■ TASK BRIEF
Copy each line exactly. Leave nothing out.
start EXERCISE MATERIALS
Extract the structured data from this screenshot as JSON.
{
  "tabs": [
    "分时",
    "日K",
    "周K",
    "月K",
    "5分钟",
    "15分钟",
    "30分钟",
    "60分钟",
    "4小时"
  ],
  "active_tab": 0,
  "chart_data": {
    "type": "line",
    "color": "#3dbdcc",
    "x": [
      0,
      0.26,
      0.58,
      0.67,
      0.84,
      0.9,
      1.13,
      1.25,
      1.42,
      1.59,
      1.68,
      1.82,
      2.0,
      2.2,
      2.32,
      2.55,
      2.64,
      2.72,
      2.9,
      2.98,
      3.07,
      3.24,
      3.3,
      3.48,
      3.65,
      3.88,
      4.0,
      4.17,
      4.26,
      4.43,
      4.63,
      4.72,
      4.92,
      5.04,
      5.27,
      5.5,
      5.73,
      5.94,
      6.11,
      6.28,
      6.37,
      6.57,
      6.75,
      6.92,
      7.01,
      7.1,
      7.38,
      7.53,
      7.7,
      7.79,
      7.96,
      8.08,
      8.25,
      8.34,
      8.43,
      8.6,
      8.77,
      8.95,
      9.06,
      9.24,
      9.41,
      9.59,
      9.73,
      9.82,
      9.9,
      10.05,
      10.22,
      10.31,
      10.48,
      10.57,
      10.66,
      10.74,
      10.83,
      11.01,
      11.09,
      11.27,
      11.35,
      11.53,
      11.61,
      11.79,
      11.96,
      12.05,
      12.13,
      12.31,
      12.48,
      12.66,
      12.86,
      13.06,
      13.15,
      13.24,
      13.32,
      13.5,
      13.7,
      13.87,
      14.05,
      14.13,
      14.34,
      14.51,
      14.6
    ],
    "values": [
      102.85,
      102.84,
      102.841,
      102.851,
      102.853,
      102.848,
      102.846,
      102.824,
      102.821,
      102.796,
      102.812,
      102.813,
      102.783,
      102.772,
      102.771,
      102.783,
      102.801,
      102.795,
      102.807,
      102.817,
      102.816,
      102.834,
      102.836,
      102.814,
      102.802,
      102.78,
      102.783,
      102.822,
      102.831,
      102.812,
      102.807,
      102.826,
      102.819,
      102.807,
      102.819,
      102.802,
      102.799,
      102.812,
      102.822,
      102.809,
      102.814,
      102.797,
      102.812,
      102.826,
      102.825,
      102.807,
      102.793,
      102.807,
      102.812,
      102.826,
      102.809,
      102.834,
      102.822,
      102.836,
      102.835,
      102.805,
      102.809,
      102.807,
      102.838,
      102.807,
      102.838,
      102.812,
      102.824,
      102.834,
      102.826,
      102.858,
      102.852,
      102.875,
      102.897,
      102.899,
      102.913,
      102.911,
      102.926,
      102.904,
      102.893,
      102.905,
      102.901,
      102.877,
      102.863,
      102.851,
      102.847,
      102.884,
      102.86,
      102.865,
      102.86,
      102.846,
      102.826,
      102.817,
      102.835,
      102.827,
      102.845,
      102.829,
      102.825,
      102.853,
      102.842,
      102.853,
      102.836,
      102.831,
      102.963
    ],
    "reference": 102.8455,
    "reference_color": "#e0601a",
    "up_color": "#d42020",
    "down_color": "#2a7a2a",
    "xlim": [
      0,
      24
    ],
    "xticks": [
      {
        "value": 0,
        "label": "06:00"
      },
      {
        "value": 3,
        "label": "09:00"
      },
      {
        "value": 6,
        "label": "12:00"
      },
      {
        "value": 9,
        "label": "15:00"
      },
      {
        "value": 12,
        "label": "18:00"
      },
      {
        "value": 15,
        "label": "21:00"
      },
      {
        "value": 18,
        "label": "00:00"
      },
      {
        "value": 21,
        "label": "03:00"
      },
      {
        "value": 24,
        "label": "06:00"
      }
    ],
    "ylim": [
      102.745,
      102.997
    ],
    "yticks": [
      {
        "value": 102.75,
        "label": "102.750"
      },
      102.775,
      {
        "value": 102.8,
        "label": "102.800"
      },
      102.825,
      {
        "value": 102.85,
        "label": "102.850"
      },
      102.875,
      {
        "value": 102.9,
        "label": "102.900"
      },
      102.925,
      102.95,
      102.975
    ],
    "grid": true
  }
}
end EXERCISE MATERIALS
■ SOLUTION FOR THIS EXERCISE
Extract the structured data from this screenshot as JSON.
{
  "tabs": [
    "分时",
    "日K",
    "周K",
    "月K",
    "5分钟",
    "15分钟",
    "30分钟",
    "60分钟",
    "4小时"
  ],
  "active_tab": 0,
  "chart_data": {
    "type": "line",
    "color": "#3dbdcc",
    "x": [
      0,
      0.26,
      0.58,
      0.67,
      0.84,
      0.9,
      1.13,
      1.25,
      1.42,
      1.59,
      1.68,
      1.82,
      2.0,
      2.2,
      2.32,
      2.55,
      2.64,
      2.72,
      2.9,
      2.98,
      3.07,
      3.24,
      3.3,
      3.48,
      3.65,
      3.88,
      4.0,
      4.17,
      4.26,
      4.43,
      4.63,
      4.72,
      4.92,
      5.04,
      5.27,
      5.5,
      5.73,
      5.94,
      6.11,
      6.28,
      6.37,
      6.57,
      6.75,
      6.92,
      7.01,
      7.1,
      7.38,
      7.53,
      7.7,
      7.79,
      7.96,
      8.08,
      8.25,
      8.34,
      8.43,
      8.6,
      8.77,
      8.95,
      9.06,
      9.24,
      9.41,
      9.59,
      9.73,
      9.82,
      9.9,
      10.05,
      10.22,
      10.31,
      10.48,
      10.57,
      10.66,
      10.74,
      10.83,
      11.01,
      11.09,
      11.27,
      11.35,
      11.53,
      11.61,
      11.79,
      11.96,
      12.05,
      12.13,
      12.31,
      12.48,
      12.66,
      12.86,
      13.06,
      13.15,
      13.24,
      13.32,
      13.5,
      13.7,
      13.87,
      14.05,
      14.13,
      14.34,
      14.51,
      14.6
    ],
    "values": [
      102.85,
      102.84,
      102.841,
      102.851,
      102.853,
      102.848,
      102.846,
      102.824,
      102.821,
      102.796,
      102.812,
      102.813,
      102.783,
      102.772,
      102.771,
      102.783,
      102.801,
      102.795,
      102.807,
      102.817,
      102.816,
      102.834,
      102.836,
      102.814,
      102.802,
      102.78,
      102.783,
      102.822,
      102.831,
      102.812,
      102.807,
      102.826,
      102.819,
      102.807,
      102.819,
      102.802,
      102.799,
      102.812,
      102.822,
      102.809,
      102.814,
      102.797,
      102.812,
      102.826,
      102.825,
      102.807,
      102.793,
      102.807,
      102.812,
      102.826,
      102.809,
      102.834,
      102.822,
      102.836,
      102.835,
      102.805,
      102.809,
      102.807,
      102.838,
      102.807,
      102.838,
      102.812,
      102.824,
      102.834,
      102.826,
      102.858,
      102.852,
      102.875,
      102.897,
      102.899,
      102.913,
      102.911,
      102.926,
      102.904,
      102.893,
      102.905,
      102.901,
      102.877,
      102.863,
      102.851,
      102.847,
      102.884,
      102.86,
      102.865,
      102.86,
      102.846,
      102.826,
      102.817,
      102.835,
      102.827,
      102.845,
      102.829,
      102.825,
      102.853,
      102.842,
      102.853,
      102.836,
      102.831,
      102.963
    ],
    "reference": 102.8455,
    "reference_color": "#e0601a",
    "up_color": "#d42020",
    "down_color": "#2a7a2a",
    "xlim": [
      0,
      24
    ],
    "xticks": [
      {
        "value": 0,
        "label": "06:00"
      },
      {
        "value": 3,
        "label": "09:00"
      },
      {
        "value": 6,
        "label": "12:00"
      },
      {
        "value": 9,
        "label": "15:00"
      },
      {
        "value": 12,
        "label": "18:00"
      },
      {
        "value": 15,
        "label": "21:00"
      },
      {
        "value": 18,
        "label": "00:00"
      },
      {
        "value": 21,
        "label": "03:00"
      },
      {
        "value": 24,
        "label": "06:00"
      }
    ],
    "ylim": [
      102.745,
      102.997
    ],
    "yticks": [
      {
        "value": 102.75,
        "label": "102.750"
      },
      102.775,
      {
        "value": 102.8,
        "label": "102.800"
      },
      102.825,
      {
        "value": 102.85,
        "label": "102.850"
      },
      102.875,
      {
        "value": 102.9,
        "label": "102.900"
      },
      102.925,
      102.95,
      102.975
    ],
    "grid": true
  }
}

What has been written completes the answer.